Exercise
Make an exact copy of all the entries below, with the pictures left out.

Data entries
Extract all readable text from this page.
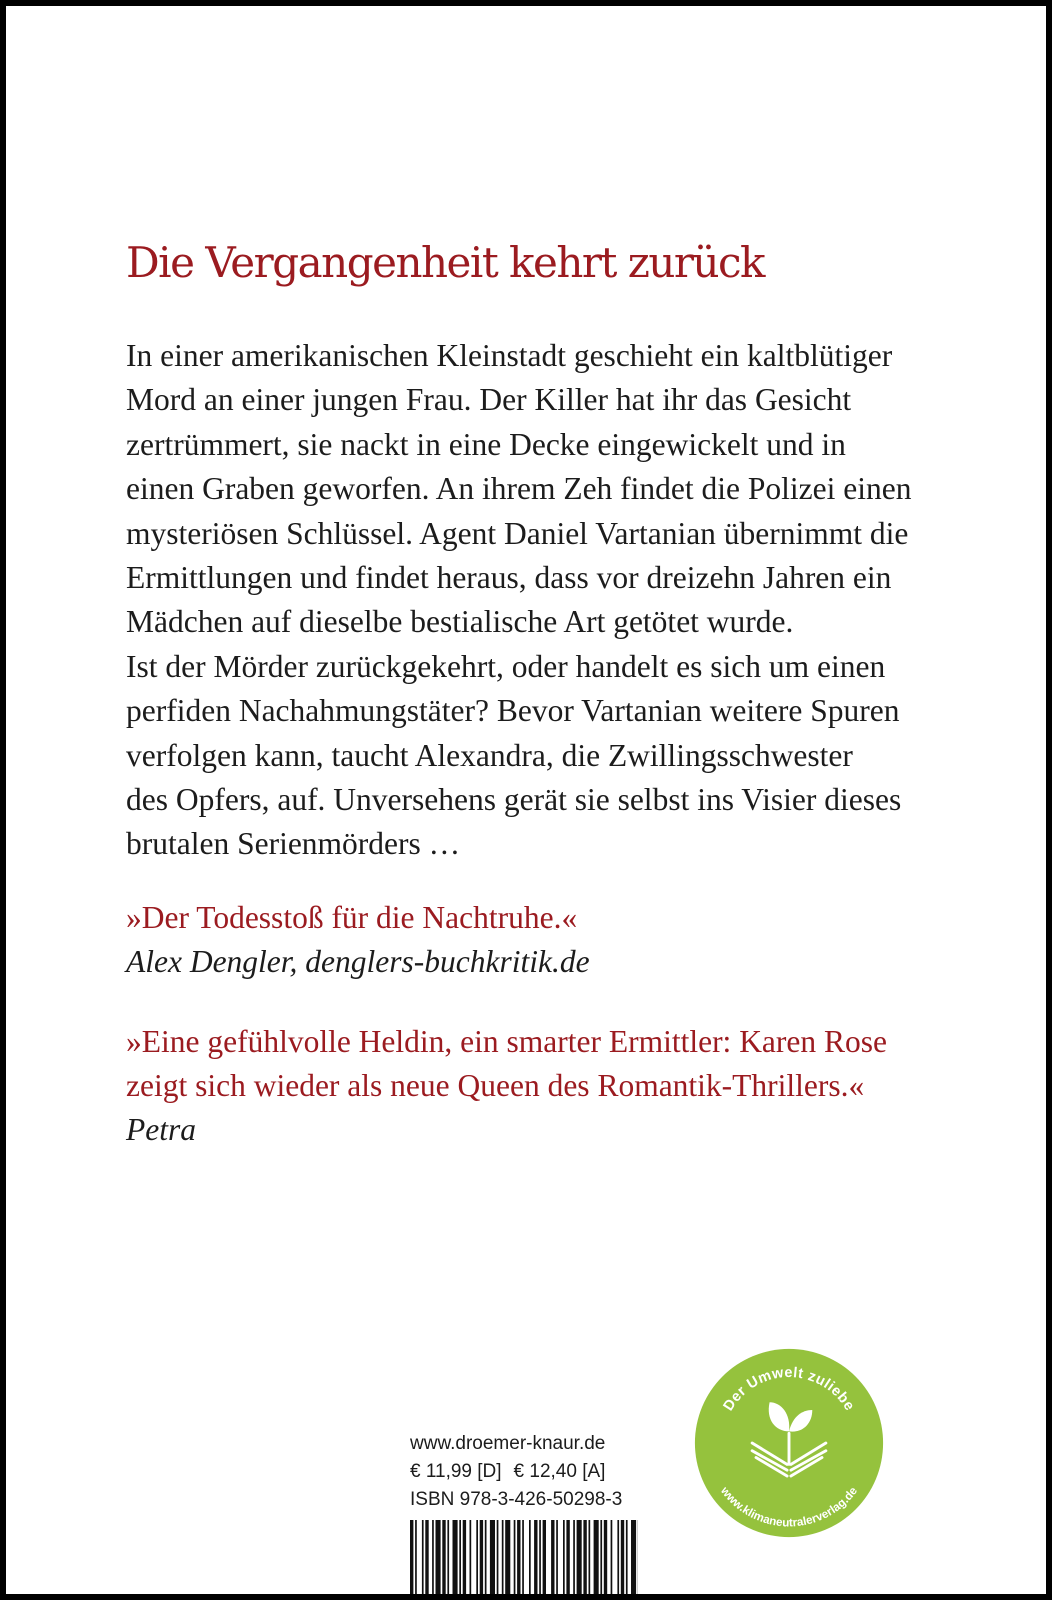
Die Vergangenheit kehrt zurück
In einer amerikanischen Kleinstadt geschieht ein kaltblütiger
Mord an einer jungen Frau. Der Killer hat ihr das Gesicht
zertrümmert, sie nackt in eine Decke eingewickelt und in
einen Graben geworfen. An ihrem Zeh findet die Polizei einen
mysteriösen Schlüssel. Agent Daniel Vartanian übernimmt die
Ermittlungen und findet heraus, dass vor dreizehn Jahren ein
Mädchen auf dieselbe bestialische Art getötet wurde.
Ist der Mörder zurückgekehrt, oder handelt es sich um einen
perfiden Nachahmungstäter? Bevor Vartanian weitere Spuren
verfolgen kann, taucht Alexandra, die Zwillingsschwester
des Opfers, auf. Unversehens gerät sie selbst ins Visier dieses
brutalen Serienmörders …
»Der Todesstoß für die Nachtruhe.«
Alex Dengler, denglers-buchkritik.de
»Eine gefühlvolle Heldin, ein smarter Ermittler: Karen Rose
zeigt sich wieder als neue Queen des Romantik-Thrillers.«
Petra
www.droemer-knaur.de
€ 11,99 [D] € 12,40 [A]
ISBN 978-3-426-50298-3
Der Umwelt zuliebe
www.klimaneutralerverlag.de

The completed task
Extract all readable text from this page.
Die Vergangenheit kehrt zurück
In einer amerikanischen Kleinstadt geschieht ein kaltblütiger
Mord an einer jungen Frau. Der Killer hat ihr das Gesicht
zertrümmert, sie nackt in eine Decke eingewickelt und in
einen Graben geworfen. An ihrem Zeh findet die Polizei einen
mysteriösen Schlüssel. Agent Daniel Vartanian übernimmt die
Ermittlungen und findet heraus, dass vor dreizehn Jahren ein
Mädchen auf dieselbe bestialische Art getötet wurde.
Ist der Mörder zurückgekehrt, oder handelt es sich um einen
perfiden Nachahmungstäter? Bevor Vartanian weitere Spuren
verfolgen kann, taucht Alexandra, die Zwillingsschwester
des Opfers, auf. Unversehens gerät sie selbst ins Visier dieses
brutalen Serienmörders …
»Der Todesstoß für die Nachtruhe.«
Alex Dengler, denglers-buchkritik.de
»Eine gefühlvolle Heldin, ein smarter Ermittler: Karen Rose
zeigt sich wieder als neue Queen des Romantik-Thrillers.«
Petra
www.droemer-knaur.de
€ 11,99 [D] € 12,40 [A]
ISBN 978-3-426-50298-3
Der Umwelt zuliebe
www.klimaneutralerverlag.de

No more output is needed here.